===== SOURCE RECORDS

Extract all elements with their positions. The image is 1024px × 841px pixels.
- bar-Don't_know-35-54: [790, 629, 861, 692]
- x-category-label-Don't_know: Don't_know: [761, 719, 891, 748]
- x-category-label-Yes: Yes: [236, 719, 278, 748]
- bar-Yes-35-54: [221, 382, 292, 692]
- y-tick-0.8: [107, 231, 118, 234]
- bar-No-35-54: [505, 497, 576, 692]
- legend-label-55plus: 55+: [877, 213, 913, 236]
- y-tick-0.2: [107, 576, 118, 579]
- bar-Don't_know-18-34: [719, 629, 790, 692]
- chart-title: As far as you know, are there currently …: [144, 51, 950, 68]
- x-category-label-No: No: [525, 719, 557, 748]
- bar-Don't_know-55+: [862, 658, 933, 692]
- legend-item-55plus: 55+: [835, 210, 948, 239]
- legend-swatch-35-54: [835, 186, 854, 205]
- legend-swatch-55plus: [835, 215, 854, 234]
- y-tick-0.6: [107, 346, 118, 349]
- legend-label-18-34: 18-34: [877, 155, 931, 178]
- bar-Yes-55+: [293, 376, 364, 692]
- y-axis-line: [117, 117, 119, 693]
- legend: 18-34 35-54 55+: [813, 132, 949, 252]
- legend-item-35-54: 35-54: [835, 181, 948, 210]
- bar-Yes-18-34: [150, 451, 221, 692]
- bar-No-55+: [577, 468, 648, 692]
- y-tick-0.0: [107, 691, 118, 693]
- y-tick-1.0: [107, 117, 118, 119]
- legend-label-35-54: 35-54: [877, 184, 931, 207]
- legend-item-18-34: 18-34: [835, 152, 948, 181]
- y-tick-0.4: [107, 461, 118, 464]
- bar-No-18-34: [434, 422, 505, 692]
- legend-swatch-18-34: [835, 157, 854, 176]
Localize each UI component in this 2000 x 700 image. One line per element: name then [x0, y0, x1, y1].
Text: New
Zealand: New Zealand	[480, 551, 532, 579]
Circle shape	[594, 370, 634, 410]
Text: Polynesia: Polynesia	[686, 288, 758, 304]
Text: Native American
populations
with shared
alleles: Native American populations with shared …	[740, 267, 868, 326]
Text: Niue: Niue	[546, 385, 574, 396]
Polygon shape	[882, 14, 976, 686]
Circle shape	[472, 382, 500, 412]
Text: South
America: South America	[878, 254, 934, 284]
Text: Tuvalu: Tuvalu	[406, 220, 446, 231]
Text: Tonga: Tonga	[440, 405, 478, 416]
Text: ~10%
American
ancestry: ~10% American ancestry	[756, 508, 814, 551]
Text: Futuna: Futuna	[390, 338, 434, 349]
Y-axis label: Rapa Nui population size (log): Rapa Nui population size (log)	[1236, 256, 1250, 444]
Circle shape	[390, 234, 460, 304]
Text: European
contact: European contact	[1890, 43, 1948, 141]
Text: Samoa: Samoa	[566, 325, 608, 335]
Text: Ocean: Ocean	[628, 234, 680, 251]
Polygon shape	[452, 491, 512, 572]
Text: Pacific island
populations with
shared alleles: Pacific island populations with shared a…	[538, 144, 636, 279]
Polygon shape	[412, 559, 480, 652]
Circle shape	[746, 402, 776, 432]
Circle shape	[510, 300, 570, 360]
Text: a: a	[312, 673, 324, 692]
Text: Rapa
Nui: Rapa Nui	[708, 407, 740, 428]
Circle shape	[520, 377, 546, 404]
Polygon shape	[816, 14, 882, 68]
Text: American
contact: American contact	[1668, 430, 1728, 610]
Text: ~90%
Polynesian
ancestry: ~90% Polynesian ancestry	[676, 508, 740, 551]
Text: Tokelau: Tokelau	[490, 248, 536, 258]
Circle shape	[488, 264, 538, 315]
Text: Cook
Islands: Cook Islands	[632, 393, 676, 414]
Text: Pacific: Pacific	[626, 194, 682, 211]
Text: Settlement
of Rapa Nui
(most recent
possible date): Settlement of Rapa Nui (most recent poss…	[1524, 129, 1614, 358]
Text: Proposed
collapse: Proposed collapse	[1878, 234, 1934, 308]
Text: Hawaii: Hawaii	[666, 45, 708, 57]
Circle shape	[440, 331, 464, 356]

==========

STATED EXERCISE: Rewrite the records above in full, substituting "Round marker" for every occurrence of "Circle shape" and leaving everything else unchanged.

RESPONSE:
Extract all elements with their positions. The image is 1024px × 841px pixels.
- bar-Don't_know-35-54: [790, 629, 861, 692]
- x-category-label-Don't_know: Don't_know: [761, 719, 891, 748]
- x-category-label-Yes: Yes: [236, 719, 278, 748]
- bar-Yes-35-54: [221, 382, 292, 692]
- y-tick-0.8: [107, 231, 118, 234]
- bar-No-35-54: [505, 497, 576, 692]
- legend-label-55plus: 55+: [877, 213, 913, 236]
- y-tick-0.2: [107, 576, 118, 579]
- bar-Don't_know-18-34: [719, 629, 790, 692]
- chart-title: As far as you know, are there currently …: [144, 51, 950, 68]
- x-category-label-No: No: [525, 719, 557, 748]
- bar-Don't_know-55+: [862, 658, 933, 692]
- legend-item-55plus: 55+: [835, 210, 948, 239]
- legend-swatch-35-54: [835, 186, 854, 205]
- legend-swatch-55plus: [835, 215, 854, 234]
- y-tick-0.6: [107, 346, 118, 349]
- legend-label-18-34: 18-34: [877, 155, 931, 178]
- bar-Yes-55+: [293, 376, 364, 692]
- y-axis-line: [117, 117, 119, 693]
- legend: 18-34 35-54 55+: [813, 132, 949, 252]
- legend-item-35-54: 35-54: [835, 181, 948, 210]
- bar-Yes-18-34: [150, 451, 221, 692]
- bar-No-55+: [577, 468, 648, 692]
- y-tick-0.0: [107, 691, 118, 693]
- y-tick-1.0: [107, 117, 118, 119]
- legend-label-35-54: 35-54: [877, 184, 931, 207]
- legend-item-18-34: 18-34: [835, 152, 948, 181]
- y-tick-0.4: [107, 461, 118, 464]
- bar-No-18-34: [434, 422, 505, 692]
- legend-swatch-18-34: [835, 157, 854, 176]
Localize each UI component in this 2000 x 700 image. One line per element: name then [x0, y0, x1, y1].
Text: New
Zealand: New Zealand	[480, 551, 532, 579]
Round marker	[594, 370, 634, 410]
Text: Polynesia: Polynesia	[686, 288, 758, 304]
Text: Native American
populations
with shared
alleles: Native American populations with shared …	[740, 267, 868, 326]
Text: Niue: Niue	[546, 385, 574, 396]
Polygon shape	[882, 14, 976, 686]
Round marker	[472, 382, 500, 412]
Text: South
America: South America	[878, 254, 934, 284]
Text: Tuvalu: Tuvalu	[406, 220, 446, 231]
Text: Tonga: Tonga	[440, 405, 478, 416]
Text: ~10%
American
ancestry: ~10% American ancestry	[756, 508, 814, 551]
Text: Futuna: Futuna	[390, 338, 434, 349]
Y-axis label: Rapa Nui population size (log): Rapa Nui population size (log)	[1236, 256, 1250, 444]
Round marker	[390, 234, 460, 304]
Text: European
contact: European contact	[1890, 43, 1948, 141]
Text: Samoa: Samoa	[566, 325, 608, 335]
Text: Ocean: Ocean	[628, 234, 680, 251]
Polygon shape	[452, 491, 512, 572]
Text: Pacific island
populations with
shared alleles: Pacific island populations with shared a…	[538, 144, 636, 279]
Polygon shape	[412, 559, 480, 652]
Round marker	[746, 402, 776, 432]
Round marker	[510, 300, 570, 360]
Text: a: a	[312, 673, 324, 692]
Text: Rapa
Nui: Rapa Nui	[708, 407, 740, 428]
Round marker	[520, 377, 546, 404]
Polygon shape	[816, 14, 882, 68]
Text: American
contact: American contact	[1668, 430, 1728, 610]
Text: ~90%
Polynesian
ancestry: ~90% Polynesian ancestry	[676, 508, 740, 551]
Text: Tokelau: Tokelau	[490, 248, 536, 258]
Round marker	[488, 264, 538, 315]
Text: Cook
Islands: Cook Islands	[632, 393, 676, 414]
Text: Pacific: Pacific	[626, 194, 682, 211]
Text: Settlement
of Rapa Nui
(most recent
possible date): Settlement of Rapa Nui (most recent poss…	[1524, 129, 1614, 358]
Text: Proposed
collapse: Proposed collapse	[1878, 234, 1934, 308]
Text: Hawaii: Hawaii	[666, 45, 708, 57]
Round marker	[440, 331, 464, 356]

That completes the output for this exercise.